- The problem -
Write out the data below in full, unchanged, minus the images.

[begin Input]

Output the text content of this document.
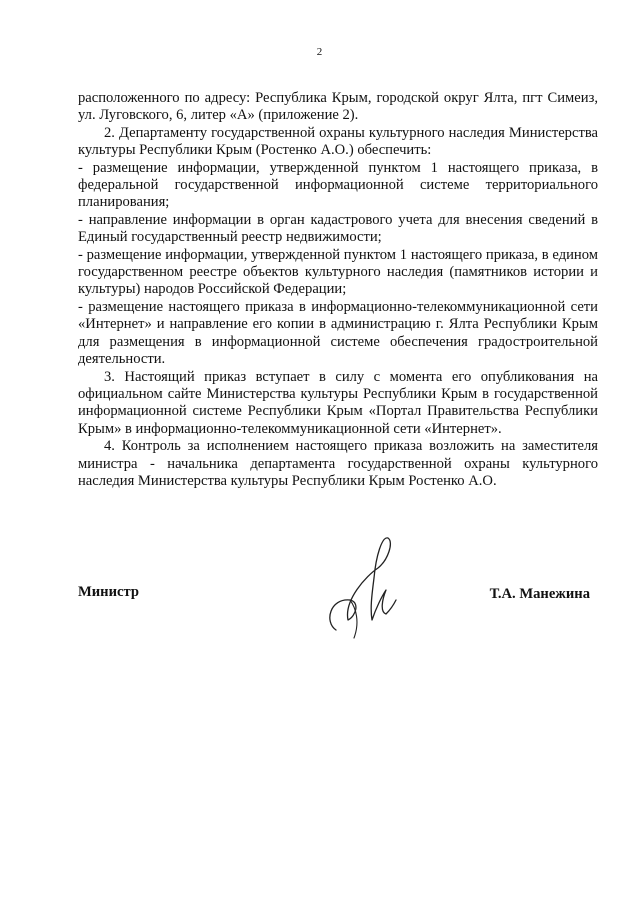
2

расположенного по адресу: Республика Крым, городской округ Ялта, пгт Симеиз, ул. Луговского, 6, литер «А» (приложение 2).

2. Департаменту государственной охраны культурного наследия Министерства культуры Республики Крым (Ростенко А.О.) обеспечить:

- размещение информации, утвержденной пунктом 1 настоящего приказа, в федеральной государственной информационной системе территориального планирования;

- направление информации в орган кадастрового учета для внесения сведений в Единый государственный реестр недвижимости;

- размещение информации, утвержденной пунктом 1 настоящего приказа, в едином государственном реестре объектов культурного наследия (памятников истории и культуры) народов Российской Федерации;

- размещение настоящего приказа в информационно-телекоммуникационной сети «Интернет» и направление его копии в администрацию г. Ялта Республики Крым для размещения в информационной системе обеспечения градостроительной деятельности.

3. Настоящий приказ вступает в силу с момента его опубликования на официальном сайте Министерства культуры Республики Крым в государственной информационной системе Республики Крым «Портал Правительства Республики Крым» в информационно-телекоммуникационной сети «Интернет».

4. Контроль за исполнением настоящего приказа возложить на заместителя министра - начальника департамента государственной охраны культурного наследия Министерства культуры Республики Крым Ростенко А.О.

Министр	Т.А. Манежина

[end Input]

- Full response -
Output the text content of this document.
2

расположенного по адресу: Республика Крым, городской округ Ялта, пгт Симеиз, ул. Луговского, 6, литер «А» (приложение 2).

2. Департаменту государственной охраны культурного наследия Министерства культуры Республики Крым (Ростенко А.О.) обеспечить:

- размещение информации, утвержденной пунктом 1 настоящего приказа, в федеральной государственной информационной системе территориального планирования;

- направление информации в орган кадастрового учета для внесения сведений в Единый государственный реестр недвижимости;

- размещение информации, утвержденной пунктом 1 настоящего приказа, в едином государственном реестре объектов культурного наследия (памятников истории и культуры) народов Российской Федерации;

- размещение настоящего приказа в информационно-телекоммуникационной сети «Интернет» и направление его копии в администрацию г. Ялта Республики Крым для размещения в информационной системе обеспечения градостроительной деятельности.

3. Настоящий приказ вступает в силу с момента его опубликования на официальном сайте Министерства культуры Республики Крым в государственной информационной системе Республики Крым «Портал Правительства Республики Крым» в информационно-телекоммуникационной сети «Интернет».

4. Контроль за исполнением настоящего приказа возложить на заместителя министра - начальника департамента государственной охраны культурного наследия Министерства культуры Республики Крым Ростенко А.О.

Министр	Т.А. Манежина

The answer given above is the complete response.